EXERCISE » Make an exact copy of all the material below, apart from the pictures.

** START DATA EXTRACT **

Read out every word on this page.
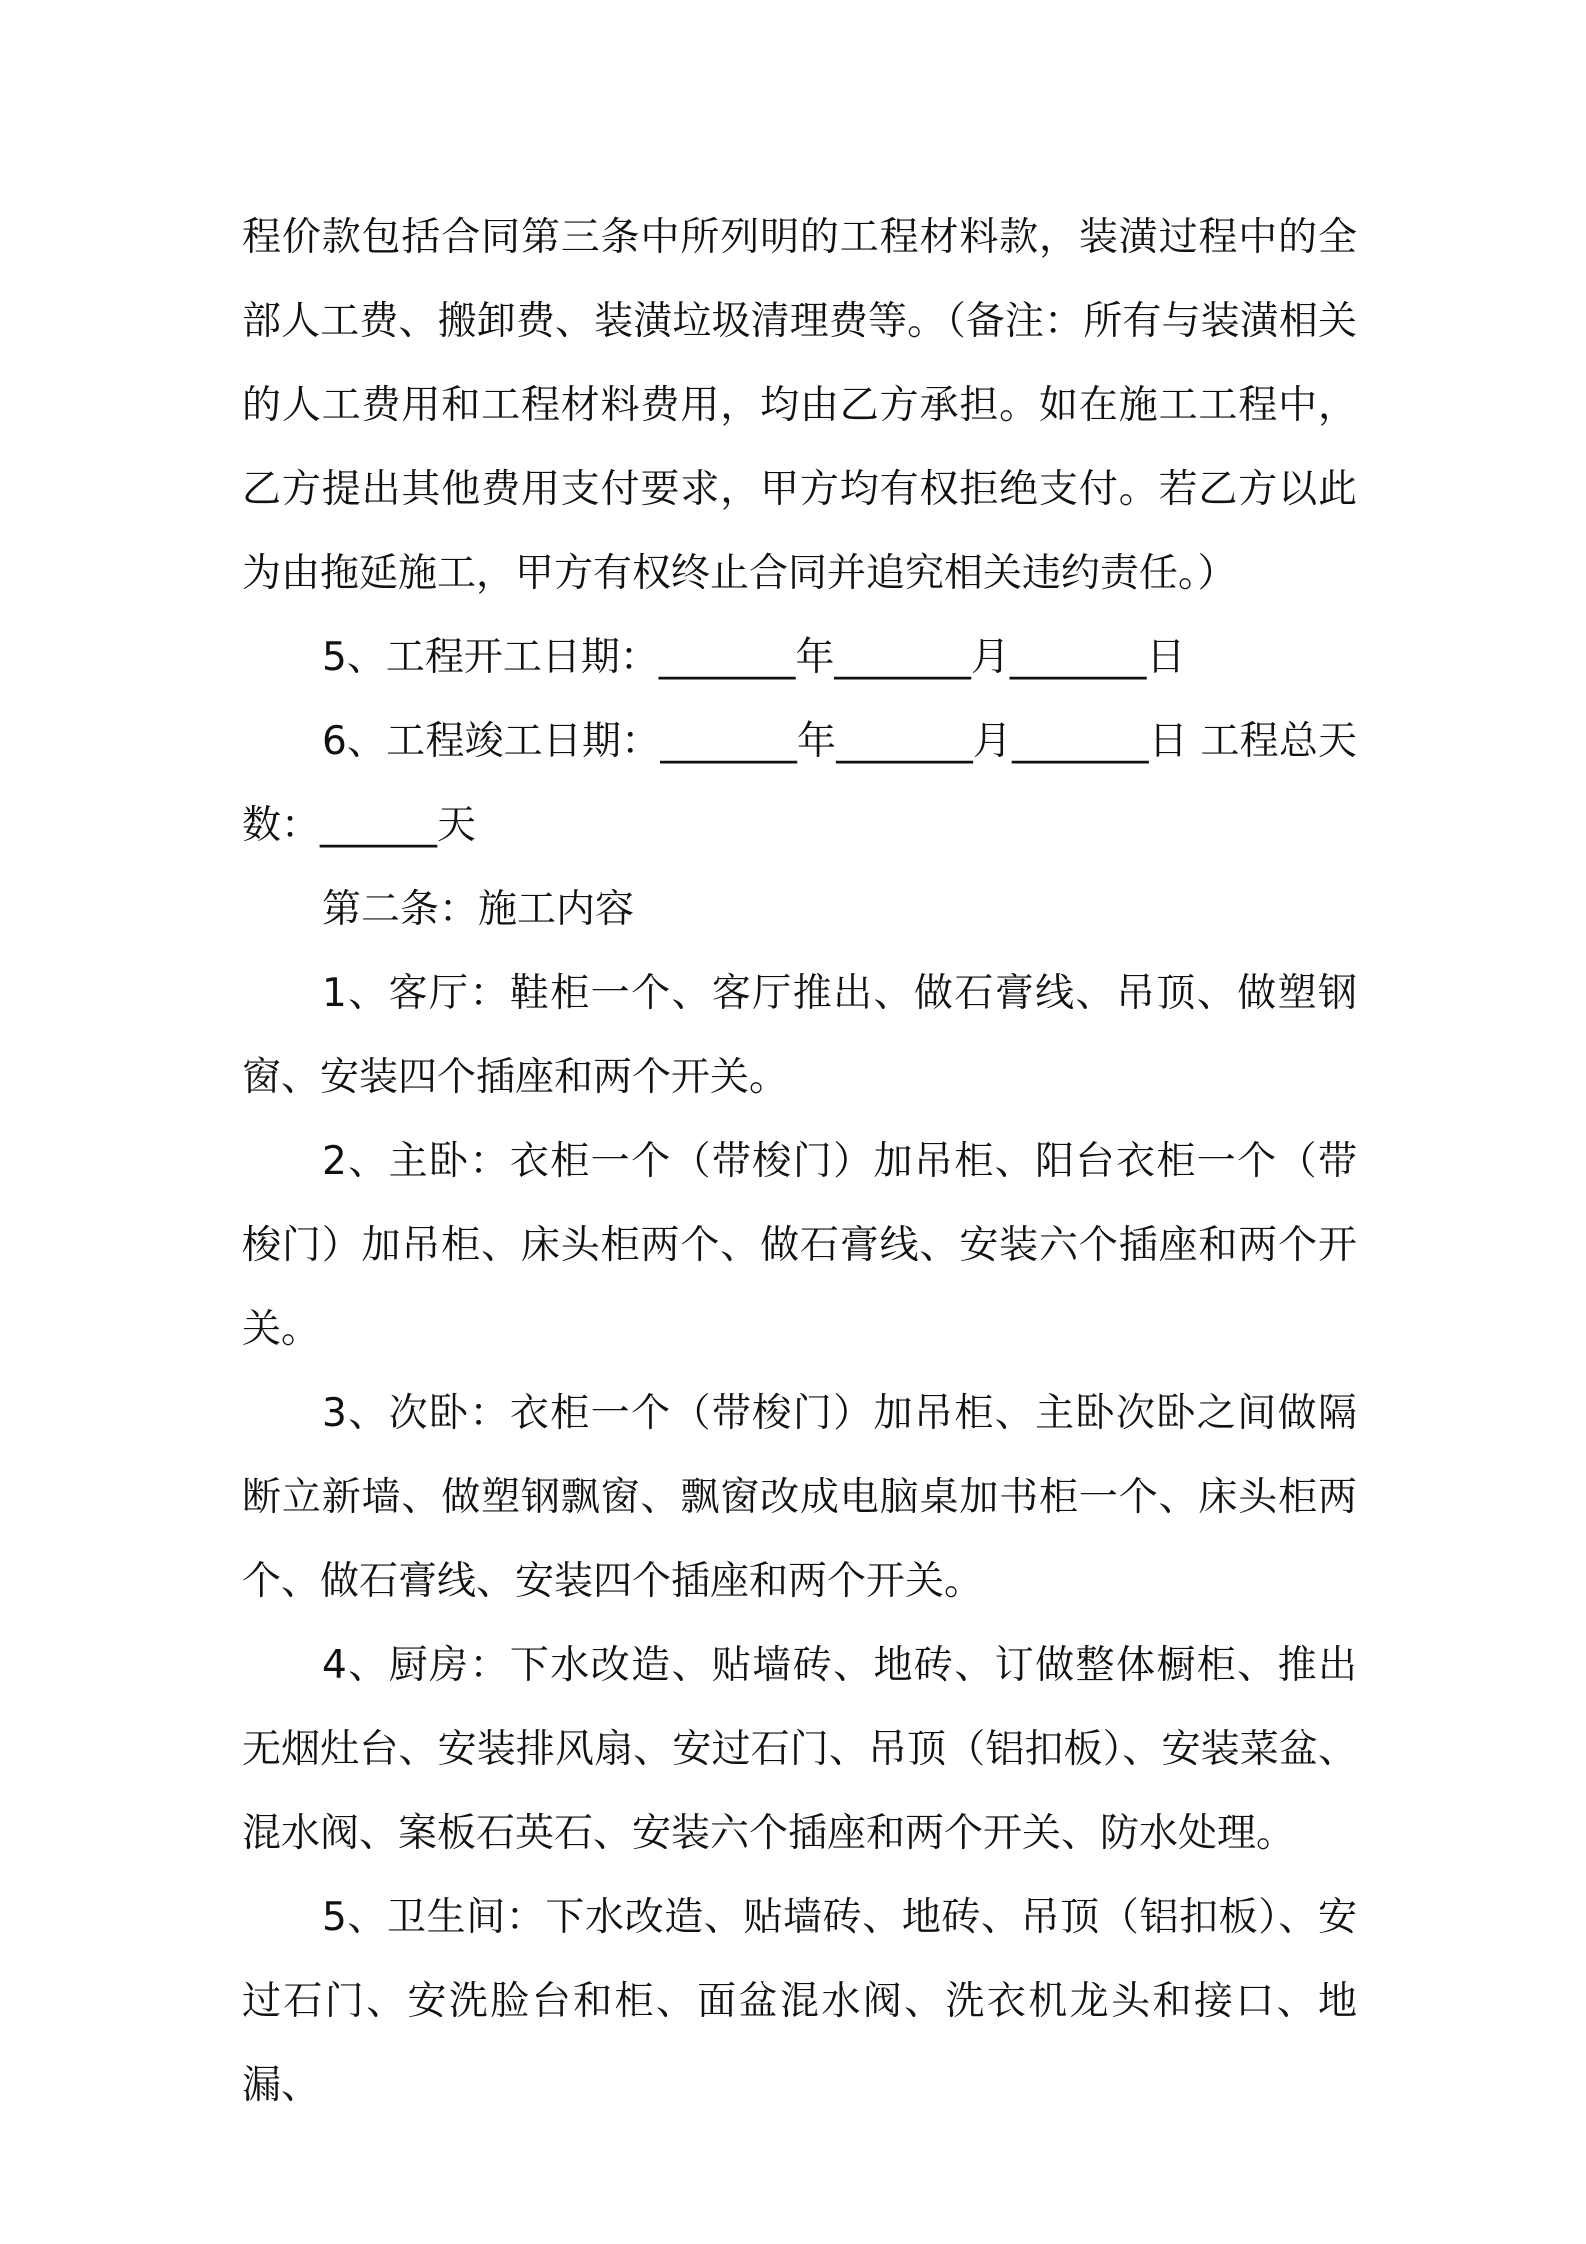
程价款包括合同第三条中所列明的工程材料款，装潢过程中的全部人工费、搬卸费、装潢垃圾清理费等。（备注：所有与装潢相关的人工费用和工程材料费用，均由乙方承担。如在施工工程中，乙方提出其他费用支付要求，甲方均有权拒绝支付。若乙方以此为由拖延施工，甲方有权终止合同并追究相关违约责任。）

5、工程开工日期：_______年_______月_______日

6、工程竣工日期：_______年_______月_______日 工程总天数：______天

第二条：施工内容

1、客厅：鞋柜一个、客厅推出、做石膏线、吊顶、做塑钢窗、安装四个插座和两个开关。

2、主卧：衣柜一个（带梭门）加吊柜、阳台衣柜一个（带梭门）加吊柜、床头柜两个、做石膏线、安装六个插座和两个开关。

3、次卧：衣柜一个（带梭门）加吊柜、主卧次卧之间做隔断立新墙、做塑钢飘窗、飘窗改成电脑桌加书柜一个、床头柜两个、做石膏线、安装四个插座和两个开关。

4、厨房：下水改造、贴墙砖、地砖、订做整体橱柜、推出无烟灶台、安装排风扇、安过石门、吊顶（铝扣板）、安装菜盆、混水阀、案板石英石、安装六个插座和两个开关、防水处理。

5、卫生间：下水改造、贴墙砖、地砖、吊顶（铝扣板）、安过石门、安洗脸台和柜、面盆混水阀、洗衣机龙头和接口、地漏、
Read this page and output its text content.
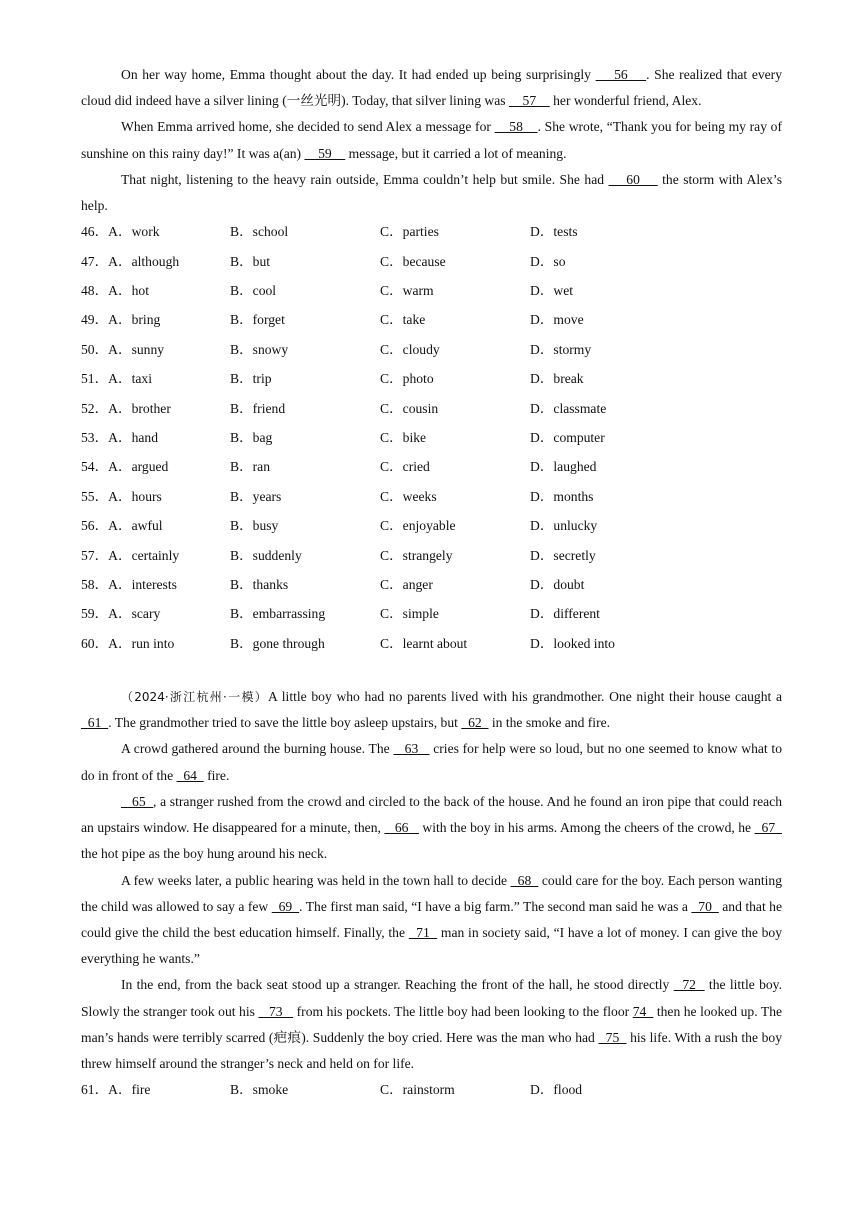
On her way home, Emma thought about the day. It had ended up being surprisingly     56    . She realized that every cloud did indeed have a silver lining (一丝光明). Today, that silver lining was     57     her wonderful friend, Alex.

When Emma arrived home, she decided to send Alex a message for     58    . She wrote, “Thank you for being my ray of sunshine on this rainy day!” It was a(an)     59     message, but it carried a lot of meaning.

That night, listening to the heavy rain outside, Emma couldn’t help but smile. She had     60     the storm with Alex’s help.

46．A．work	B．school	C．parties	D．tests
47．A．although	B．but	C．because	D．so
48．A．hot	B．cool	C．warm	D．wet
49．A．bring	B．forget	C．take	D．move
50．A．sunny	B．snowy	C．cloudy	D．stormy
51．A．taxi	B．trip	C．photo	D．break
52．A．brother	B．friend	C．cousin	D．classmate
53．A．hand	B．bag	C．bike	D．computer
54．A．argued	B．ran	C．cried	D．laughed
55．A．hours	B．years	C．weeks	D．months
56．A．awful	B．busy	C．enjoyable	D．unlucky
57．A．certainly	B．suddenly	C．strangely	D．secretly
58．A．interests	B．thanks	C．anger	D．doubt
59．A．scary	B．embarrassing	C．simple	D．different
60．A．run into	B．gone through	C．learnt about	D．looked into

（2024·浙江杭州·一模）A little boy who had no parents lived with his grandmother. One night their house caught a   61  . The grandmother tried to save the little boy asleep upstairs, but   62   in the smoke and fire.

A crowd gathered around the burning house. The    63    cries for help were so loud, but no one seemed to know what to do in front of the   64   fire.

65  , a stranger rushed from the crowd and circled to the back of the house. And he found an iron pipe that could reach an upstairs window. He disappeared for a minute, then,    66    with the boy in his arms. Among the cheers of the crowd, he   67   the hot pipe as the boy hung around his neck.

A few weeks later, a public hearing was held in the town hall to decide   68   could care for the boy. Each person wanting the child was allowed to say a few   69  . The first man said, “I have a big farm.” The second man said he was a   70   and that he could give the child the best education himself. Finally, the   71   man in society said, “I have a lot of money. I can give the boy everything he wants.”

In the end, from the back seat stood up a stranger. Reaching the front of the hall, he stood directly   72   the little boy. Slowly the stranger took out his    73    from his pockets. The little boy had been looking to the floor 74   then he looked up. The man’s hands were terribly scarred (疤痕). Suddenly the boy cried. Here was the man who had   75   his life. With a rush the boy threw himself around the stranger’s neck and held on for life.

61．A．fire	B．smoke	C．rainstorm	D．flood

** END DATA EXTRACT **

RESULT OF THIS TASK »
Read out every word on this page.
程价款包括合同第三条中所列明的工程材料款，装潢过程中的全部人工费、搬卸费、装潢垃圾清理费等。（备注：所有与装潢相关的人工费用和工程材料费用，均由乙方承担。如在施工工程中，乙方提出其他费用支付要求，甲方均有权拒绝支付。若乙方以此为由拖延施工，甲方有权终止合同并追究相关违约责任。）

5、工程开工日期：_______年_______月_______日

6、工程竣工日期：_______年_______月_______日 工程总天数：______天

第二条：施工内容

1、客厅：鞋柜一个、客厅推出、做石膏线、吊顶、做塑钢窗、安装四个插座和两个开关。

2、主卧：衣柜一个（带梭门）加吊柜、阳台衣柜一个（带梭门）加吊柜、床头柜两个、做石膏线、安装六个插座和两个开关。

3、次卧：衣柜一个（带梭门）加吊柜、主卧次卧之间做隔断立新墙、做塑钢飘窗、飘窗改成电脑桌加书柜一个、床头柜两个、做石膏线、安装四个插座和两个开关。

4、厨房：下水改造、贴墙砖、地砖、订做整体橱柜、推出无烟灶台、安装排风扇、安过石门、吊顶（铝扣板）、安装菜盆、混水阀、案板石英石、安装六个插座和两个开关、防水处理。

5、卫生间：下水改造、贴墙砖、地砖、吊顶（铝扣板）、安过石门、安洗脸台和柜、面盆混水阀、洗衣机龙头和接口、地漏、
Read this page and output its text content.
On her way home, Emma thought about the day. It had ended up being surprisingly     56    . She realized that every cloud did indeed have a silver lining (一丝光明). Today, that silver lining was     57     her wonderful friend, Alex.

When Emma arrived home, she decided to send Alex a message for     58    . She wrote, “Thank you for being my ray of sunshine on this rainy day!” It was a(an)     59     message, but it carried a lot of meaning.

That night, listening to the heavy rain outside, Emma couldn’t help but smile. She had     60     the storm with Alex’s help.

46．A．work	B．school	C．parties	D．tests
47．A．although	B．but	C．because	D．so
48．A．hot	B．cool	C．warm	D．wet
49．A．bring	B．forget	C．take	D．move
50．A．sunny	B．snowy	C．cloudy	D．stormy
51．A．taxi	B．trip	C．photo	D．break
52．A．brother	B．friend	C．cousin	D．classmate
53．A．hand	B．bag	C．bike	D．computer
54．A．argued	B．ran	C．cried	D．laughed
55．A．hours	B．years	C．weeks	D．months
56．A．awful	B．busy	C．enjoyable	D．unlucky
57．A．certainly	B．suddenly	C．strangely	D．secretly
58．A．interests	B．thanks	C．anger	D．doubt
59．A．scary	B．embarrassing	C．simple	D．different
60．A．run into	B．gone through	C．learnt about	D．looked into

（2024·浙江杭州·一模）A little boy who had no parents lived with his grandmother. One night their house caught a   61  . The grandmother tried to save the little boy asleep upstairs, but   62   in the smoke and fire.

A crowd gathered around the burning house. The    63    cries for help were so loud, but no one seemed to know what to do in front of the   64   fire.

65  , a stranger rushed from the crowd and circled to the back of the house. And he found an iron pipe that could reach an upstairs window. He disappeared for a minute, then,    66    with the boy in his arms. Among the cheers of the crowd, he   67   the hot pipe as the boy hung around his neck.

A few weeks later, a public hearing was held in the town hall to decide   68   could care for the boy. Each person wanting the child was allowed to say a few   69  . The first man said, “I have a big farm.” The second man said he was a   70   and that he could give the child the best education himself. Finally, the   71   man in society said, “I have a lot of money. I can give the boy everything he wants.”

In the end, from the back seat stood up a stranger. Reaching the front of the hall, he stood directly   72   the little boy. Slowly the stranger took out his    73    from his pockets. The little boy had been looking to the floor 74   then he looked up. The man’s hands were terribly scarred (疤痕). Suddenly the boy cried. Here was the man who had   75   his life. With a rush the boy threw himself around the stranger’s neck and held on for life.

61．A．fire	B．smoke	C．rainstorm	D．flood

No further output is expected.